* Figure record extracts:
Start of Block
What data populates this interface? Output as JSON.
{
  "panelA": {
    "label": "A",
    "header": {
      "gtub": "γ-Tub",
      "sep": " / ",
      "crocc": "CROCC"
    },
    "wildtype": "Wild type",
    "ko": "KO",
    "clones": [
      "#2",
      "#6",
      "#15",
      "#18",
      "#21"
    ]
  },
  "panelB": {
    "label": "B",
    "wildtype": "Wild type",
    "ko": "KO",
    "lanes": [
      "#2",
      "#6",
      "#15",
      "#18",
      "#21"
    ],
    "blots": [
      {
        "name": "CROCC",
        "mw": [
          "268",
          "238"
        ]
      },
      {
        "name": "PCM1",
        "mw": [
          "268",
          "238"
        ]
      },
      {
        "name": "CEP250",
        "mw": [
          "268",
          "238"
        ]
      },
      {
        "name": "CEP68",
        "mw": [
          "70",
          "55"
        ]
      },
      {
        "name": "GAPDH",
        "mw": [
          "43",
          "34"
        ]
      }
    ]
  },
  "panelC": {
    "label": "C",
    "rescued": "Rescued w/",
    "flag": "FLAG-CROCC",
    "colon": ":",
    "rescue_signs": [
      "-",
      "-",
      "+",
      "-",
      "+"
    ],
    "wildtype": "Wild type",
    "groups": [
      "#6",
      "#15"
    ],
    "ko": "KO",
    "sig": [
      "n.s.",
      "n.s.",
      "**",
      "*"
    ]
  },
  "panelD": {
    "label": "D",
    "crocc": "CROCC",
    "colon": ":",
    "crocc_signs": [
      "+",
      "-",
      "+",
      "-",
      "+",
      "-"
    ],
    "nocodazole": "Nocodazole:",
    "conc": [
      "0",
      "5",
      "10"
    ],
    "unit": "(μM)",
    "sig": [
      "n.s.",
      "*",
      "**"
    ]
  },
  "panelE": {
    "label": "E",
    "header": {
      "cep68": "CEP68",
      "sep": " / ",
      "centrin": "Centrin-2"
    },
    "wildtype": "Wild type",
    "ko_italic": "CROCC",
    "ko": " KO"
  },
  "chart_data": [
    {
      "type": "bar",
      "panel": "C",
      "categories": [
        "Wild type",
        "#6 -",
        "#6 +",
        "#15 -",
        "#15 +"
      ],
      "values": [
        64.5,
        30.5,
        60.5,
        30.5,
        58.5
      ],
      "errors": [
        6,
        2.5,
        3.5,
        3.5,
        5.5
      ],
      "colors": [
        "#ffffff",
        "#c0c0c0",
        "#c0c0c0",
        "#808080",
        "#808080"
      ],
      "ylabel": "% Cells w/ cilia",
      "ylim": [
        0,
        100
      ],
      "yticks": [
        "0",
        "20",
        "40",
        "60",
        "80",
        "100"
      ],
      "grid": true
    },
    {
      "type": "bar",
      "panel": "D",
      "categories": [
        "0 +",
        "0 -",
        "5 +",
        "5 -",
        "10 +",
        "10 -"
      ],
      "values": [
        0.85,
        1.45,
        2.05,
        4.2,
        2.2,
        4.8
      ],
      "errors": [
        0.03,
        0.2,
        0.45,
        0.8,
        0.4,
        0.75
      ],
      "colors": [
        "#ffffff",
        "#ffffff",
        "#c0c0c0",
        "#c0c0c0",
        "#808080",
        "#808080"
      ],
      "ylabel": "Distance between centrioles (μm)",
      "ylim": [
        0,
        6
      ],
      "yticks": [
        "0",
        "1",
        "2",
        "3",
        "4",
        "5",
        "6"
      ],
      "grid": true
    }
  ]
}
End of Block
* EXERCISE OBJECTIVE: Every line of the data must be written out again word for word.

* PROBLEM SOLUTION:
What data populates this interface? Output as JSON.
{
  "panelA": {
    "label": "A",
    "header": {
      "gtub": "γ-Tub",
      "sep": " / ",
      "crocc": "CROCC"
    },
    "wildtype": "Wild type",
    "ko": "KO",
    "clones": [
      "#2",
      "#6",
      "#15",
      "#18",
      "#21"
    ]
  },
  "panelB": {
    "label": "B",
    "wildtype": "Wild type",
    "ko": "KO",
    "lanes": [
      "#2",
      "#6",
      "#15",
      "#18",
      "#21"
    ],
    "blots": [
      {
        "name": "CROCC",
        "mw": [
          "268",
          "238"
        ]
      },
      {
        "name": "PCM1",
        "mw": [
          "268",
          "238"
        ]
      },
      {
        "name": "CEP250",
        "mw": [
          "268",
          "238"
        ]
      },
      {
        "name": "CEP68",
        "mw": [
          "70",
          "55"
        ]
      },
      {
        "name": "GAPDH",
        "mw": [
          "43",
          "34"
        ]
      }
    ]
  },
  "panelC": {
    "label": "C",
    "rescued": "Rescued w/",
    "flag": "FLAG-CROCC",
    "colon": ":",
    "rescue_signs": [
      "-",
      "-",
      "+",
      "-",
      "+"
    ],
    "wildtype": "Wild type",
    "groups": [
      "#6",
      "#15"
    ],
    "ko": "KO",
    "sig": [
      "n.s.",
      "n.s.",
      "**",
      "*"
    ]
  },
  "panelD": {
    "label": "D",
    "crocc": "CROCC",
    "colon": ":",
    "crocc_signs": [
      "+",
      "-",
      "+",
      "-",
      "+",
      "-"
    ],
    "nocodazole": "Nocodazole:",
    "conc": [
      "0",
      "5",
      "10"
    ],
    "unit": "(μM)",
    "sig": [
      "n.s.",
      "*",
      "**"
    ]
  },
  "panelE": {
    "label": "E",
    "header": {
      "cep68": "CEP68",
      "sep": " / ",
      "centrin": "Centrin-2"
    },
    "wildtype": "Wild type",
    "ko_italic": "CROCC",
    "ko": " KO"
  },
  "chart_data": [
    {
      "type": "bar",
      "panel": "C",
      "categories": [
        "Wild type",
        "#6 -",
        "#6 +",
        "#15 -",
        "#15 +"
      ],
      "values": [
        64.5,
        30.5,
        60.5,
        30.5,
        58.5
      ],
      "errors": [
        6,
        2.5,
        3.5,
        3.5,
        5.5
      ],
      "colors": [
        "#ffffff",
        "#c0c0c0",
        "#c0c0c0",
        "#808080",
        "#808080"
      ],
      "ylabel": "% Cells w/ cilia",
      "ylim": [
        0,
        100
      ],
      "yticks": [
        "0",
        "20",
        "40",
        "60",
        "80",
        "100"
      ],
      "grid": true
    },
    {
      "type": "bar",
      "panel": "D",
      "categories": [
        "0 +",
        "0 -",
        "5 +",
        "5 -",
        "10 +",
        "10 -"
      ],
      "values": [
        0.85,
        1.45,
        2.05,
        4.2,
        2.2,
        4.8
      ],
      "errors": [
        0.03,
        0.2,
        0.45,
        0.8,
        0.4,
        0.75
      ],
      "colors": [
        "#ffffff",
        "#ffffff",
        "#c0c0c0",
        "#c0c0c0",
        "#808080",
        "#808080"
      ],
      "ylabel": "Distance between centrioles (μm)",
      "ylim": [
        0,
        6
      ],
      "yticks": [
        "0",
        "1",
        "2",
        "3",
        "4",
        "5",
        "6"
      ],
      "grid": true
    }
  ]
}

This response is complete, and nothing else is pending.